▶ **Goal**:
Set down each entry from the block beneath, exactly as written.

= = = = =

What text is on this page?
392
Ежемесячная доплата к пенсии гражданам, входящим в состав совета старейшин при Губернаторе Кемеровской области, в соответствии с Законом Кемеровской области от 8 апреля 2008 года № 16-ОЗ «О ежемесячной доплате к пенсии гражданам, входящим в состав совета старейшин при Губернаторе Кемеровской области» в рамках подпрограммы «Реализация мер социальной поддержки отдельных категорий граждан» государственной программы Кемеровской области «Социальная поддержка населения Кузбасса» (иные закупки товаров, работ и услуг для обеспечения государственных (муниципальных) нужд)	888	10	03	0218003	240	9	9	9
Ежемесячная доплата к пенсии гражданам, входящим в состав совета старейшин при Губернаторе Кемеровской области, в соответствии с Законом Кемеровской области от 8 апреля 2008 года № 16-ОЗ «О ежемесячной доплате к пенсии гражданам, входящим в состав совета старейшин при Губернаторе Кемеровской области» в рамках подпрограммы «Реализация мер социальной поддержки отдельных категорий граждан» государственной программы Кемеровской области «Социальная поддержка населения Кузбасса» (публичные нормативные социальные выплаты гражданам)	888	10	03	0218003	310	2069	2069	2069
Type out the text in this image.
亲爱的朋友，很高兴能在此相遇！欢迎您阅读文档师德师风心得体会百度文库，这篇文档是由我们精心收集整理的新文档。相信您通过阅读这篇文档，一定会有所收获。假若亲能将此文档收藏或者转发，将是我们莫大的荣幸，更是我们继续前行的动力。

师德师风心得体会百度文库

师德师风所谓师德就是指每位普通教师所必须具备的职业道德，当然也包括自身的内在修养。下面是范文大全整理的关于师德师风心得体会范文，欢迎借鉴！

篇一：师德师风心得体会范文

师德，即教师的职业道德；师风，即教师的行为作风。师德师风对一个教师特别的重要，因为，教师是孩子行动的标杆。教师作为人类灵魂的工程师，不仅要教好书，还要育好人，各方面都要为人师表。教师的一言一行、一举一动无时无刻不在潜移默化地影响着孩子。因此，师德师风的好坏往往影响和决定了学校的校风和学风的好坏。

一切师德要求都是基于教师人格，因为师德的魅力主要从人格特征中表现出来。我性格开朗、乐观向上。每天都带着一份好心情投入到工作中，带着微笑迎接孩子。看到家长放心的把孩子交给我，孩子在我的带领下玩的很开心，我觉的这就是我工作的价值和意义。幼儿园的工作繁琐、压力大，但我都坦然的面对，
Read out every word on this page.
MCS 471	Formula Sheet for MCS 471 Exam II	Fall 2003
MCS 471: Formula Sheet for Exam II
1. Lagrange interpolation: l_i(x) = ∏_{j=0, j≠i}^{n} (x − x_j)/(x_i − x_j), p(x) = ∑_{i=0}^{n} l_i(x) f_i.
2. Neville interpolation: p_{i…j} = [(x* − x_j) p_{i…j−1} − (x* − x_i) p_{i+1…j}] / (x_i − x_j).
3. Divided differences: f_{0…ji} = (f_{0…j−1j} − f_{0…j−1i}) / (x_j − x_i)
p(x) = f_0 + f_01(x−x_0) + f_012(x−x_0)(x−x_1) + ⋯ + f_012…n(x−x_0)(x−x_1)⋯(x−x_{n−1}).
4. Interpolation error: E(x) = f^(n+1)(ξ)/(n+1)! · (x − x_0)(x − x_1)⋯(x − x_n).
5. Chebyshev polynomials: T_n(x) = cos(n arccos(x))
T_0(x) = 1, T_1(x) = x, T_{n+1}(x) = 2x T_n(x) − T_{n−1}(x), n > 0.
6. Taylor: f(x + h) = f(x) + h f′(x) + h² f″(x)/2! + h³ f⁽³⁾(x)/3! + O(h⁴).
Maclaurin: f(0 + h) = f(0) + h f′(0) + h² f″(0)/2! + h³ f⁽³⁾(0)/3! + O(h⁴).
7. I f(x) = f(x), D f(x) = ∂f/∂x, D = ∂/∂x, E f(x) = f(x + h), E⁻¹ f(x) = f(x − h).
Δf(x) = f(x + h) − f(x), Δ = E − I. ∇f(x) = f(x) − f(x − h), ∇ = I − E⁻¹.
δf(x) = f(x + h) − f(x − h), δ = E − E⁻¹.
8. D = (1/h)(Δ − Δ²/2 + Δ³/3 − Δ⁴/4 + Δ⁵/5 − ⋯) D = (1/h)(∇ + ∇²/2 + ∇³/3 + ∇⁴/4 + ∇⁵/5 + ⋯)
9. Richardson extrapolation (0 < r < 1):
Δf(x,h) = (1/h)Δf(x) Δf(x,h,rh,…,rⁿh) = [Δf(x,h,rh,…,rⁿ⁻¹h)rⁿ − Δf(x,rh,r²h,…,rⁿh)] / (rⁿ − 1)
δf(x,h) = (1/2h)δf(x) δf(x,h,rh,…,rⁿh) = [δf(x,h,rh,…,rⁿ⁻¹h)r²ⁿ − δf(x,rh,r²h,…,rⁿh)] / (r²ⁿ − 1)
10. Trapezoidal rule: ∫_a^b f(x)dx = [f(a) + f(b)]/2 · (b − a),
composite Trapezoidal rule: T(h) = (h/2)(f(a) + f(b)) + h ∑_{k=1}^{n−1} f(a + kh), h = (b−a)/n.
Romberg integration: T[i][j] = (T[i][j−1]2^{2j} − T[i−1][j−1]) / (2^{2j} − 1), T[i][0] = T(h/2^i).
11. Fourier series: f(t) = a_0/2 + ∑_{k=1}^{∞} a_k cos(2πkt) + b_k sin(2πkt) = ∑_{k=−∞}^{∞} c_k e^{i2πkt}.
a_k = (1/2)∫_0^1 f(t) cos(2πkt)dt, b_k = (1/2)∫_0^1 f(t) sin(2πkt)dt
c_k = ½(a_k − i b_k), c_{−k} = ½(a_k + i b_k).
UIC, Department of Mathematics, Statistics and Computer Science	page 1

= = = = =

▶ **The answer**:
What text is on this page?
392
Ежемесячная доплата к пенсии гражданам, входящим в состав совета старейшин при Губернаторе Кемеровской области, в соответствии с Законом Кемеровской области от 8 апреля 2008 года № 16-ОЗ «О ежемесячной доплате к пенсии гражданам, входящим в состав совета старейшин при Губернаторе Кемеровской области» в рамках подпрограммы «Реализация мер социальной поддержки отдельных категорий граждан» государственной программы Кемеровской области «Социальная поддержка населения Кузбасса» (иные закупки товаров, работ и услуг для обеспечения государственных (муниципальных) нужд)	888	10	03	0218003	240	9	9	9
Ежемесячная доплата к пенсии гражданам, входящим в состав совета старейшин при Губернаторе Кемеровской области, в соответствии с Законом Кемеровской области от 8 апреля 2008 года № 16-ОЗ «О ежемесячной доплате к пенсии гражданам, входящим в состав совета старейшин при Губернаторе Кемеровской области» в рамках подпрограммы «Реализация мер социальной поддержки отдельных категорий граждан» государственной программы Кемеровской области «Социальная поддержка населения Кузбасса» (публичные нормативные социальные выплаты гражданам)	888	10	03	0218003	310	2069	2069	2069
Type out the text in this image.
亲爱的朋友，很高兴能在此相遇！欢迎您阅读文档师德师风心得体会百度文库，这篇文档是由我们精心收集整理的新文档。相信您通过阅读这篇文档，一定会有所收获。假若亲能将此文档收藏或者转发，将是我们莫大的荣幸，更是我们继续前行的动力。

师德师风心得体会百度文库

师德师风所谓师德就是指每位普通教师所必须具备的职业道德，当然也包括自身的内在修养。下面是范文大全整理的关于师德师风心得体会范文，欢迎借鉴！

篇一：师德师风心得体会范文

师德，即教师的职业道德；师风，即教师的行为作风。师德师风对一个教师特别的重要，因为，教师是孩子行动的标杆。教师作为人类灵魂的工程师，不仅要教好书，还要育好人，各方面都要为人师表。教师的一言一行、一举一动无时无刻不在潜移默化地影响着孩子。因此，师德师风的好坏往往影响和决定了学校的校风和学风的好坏。

一切师德要求都是基于教师人格，因为师德的魅力主要从人格特征中表现出来。我性格开朗、乐观向上。每天都带着一份好心情投入到工作中，带着微笑迎接孩子。看到家长放心的把孩子交给我，孩子在我的带领下玩的很开心，我觉的这就是我工作的价值和意义。幼儿园的工作繁琐、压力大，但我都坦然的面对，
Read out every word on this page.
MCS 471	Formula Sheet for MCS 471 Exam II	Fall 2003
MCS 471: Formula Sheet for Exam II
1. Lagrange interpolation: l_i(x) = ∏_{j=0, j≠i}^{n} (x − x_j)/(x_i − x_j), p(x) = ∑_{i=0}^{n} l_i(x) f_i.
2. Neville interpolation: p_{i…j} = [(x* − x_j) p_{i…j−1} − (x* − x_i) p_{i+1…j}] / (x_i − x_j).
3. Divided differences: f_{0…ji} = (f_{0…j−1j} − f_{0…j−1i}) / (x_j − x_i)
p(x) = f_0 + f_01(x−x_0) + f_012(x−x_0)(x−x_1) + ⋯ + f_012…n(x−x_0)(x−x_1)⋯(x−x_{n−1}).
4. Interpolation error: E(x) = f^(n+1)(ξ)/(n+1)! · (x − x_0)(x − x_1)⋯(x − x_n).
5. Chebyshev polynomials: T_n(x) = cos(n arccos(x))
T_0(x) = 1, T_1(x) = x, T_{n+1}(x) = 2x T_n(x) − T_{n−1}(x), n > 0.
6. Taylor: f(x + h) = f(x) + h f′(x) + h² f″(x)/2! + h³ f⁽³⁾(x)/3! + O(h⁴).
Maclaurin: f(0 + h) = f(0) + h f′(0) + h² f″(0)/2! + h³ f⁽³⁾(0)/3! + O(h⁴).
7. I f(x) = f(x), D f(x) = ∂f/∂x, D = ∂/∂x, E f(x) = f(x + h), E⁻¹ f(x) = f(x − h).
Δf(x) = f(x + h) − f(x), Δ = E − I. ∇f(x) = f(x) − f(x − h), ∇ = I − E⁻¹.
δf(x) = f(x + h) − f(x − h), δ = E − E⁻¹.
8. D = (1/h)(Δ − Δ²/2 + Δ³/3 − Δ⁴/4 + Δ⁵/5 − ⋯) D = (1/h)(∇ + ∇²/2 + ∇³/3 + ∇⁴/4 + ∇⁵/5 + ⋯)
9. Richardson extrapolation (0 < r < 1):
Δf(x,h) = (1/h)Δf(x) Δf(x,h,rh,…,rⁿh) = [Δf(x,h,rh,…,rⁿ⁻¹h)rⁿ − Δf(x,rh,r²h,…,rⁿh)] / (rⁿ − 1)
δf(x,h) = (1/2h)δf(x) δf(x,h,rh,…,rⁿh) = [δf(x,h,rh,…,rⁿ⁻¹h)r²ⁿ − δf(x,rh,r²h,…,rⁿh)] / (r²ⁿ − 1)
10. Trapezoidal rule: ∫_a^b f(x)dx = [f(a) + f(b)]/2 · (b − a),
composite Trapezoidal rule: T(h) = (h/2)(f(a) + f(b)) + h ∑_{k=1}^{n−1} f(a + kh), h = (b−a)/n.
Romberg integration: T[i][j] = (T[i][j−1]2^{2j} − T[i−1][j−1]) / (2^{2j} − 1), T[i][0] = T(h/2^i).
11. Fourier series: f(t) = a_0/2 + ∑_{k=1}^{∞} a_k cos(2πkt) + b_k sin(2πkt) = ∑_{k=−∞}^{∞} c_k e^{i2πkt}.
a_k = (1/2)∫_0^1 f(t) cos(2πkt)dt, b_k = (1/2)∫_0^1 f(t) sin(2πkt)dt
c_k = ½(a_k − i b_k), c_{−k} = ½(a_k + i b_k).
UIC, Department of Mathematics, Statistics and Computer Science	page 1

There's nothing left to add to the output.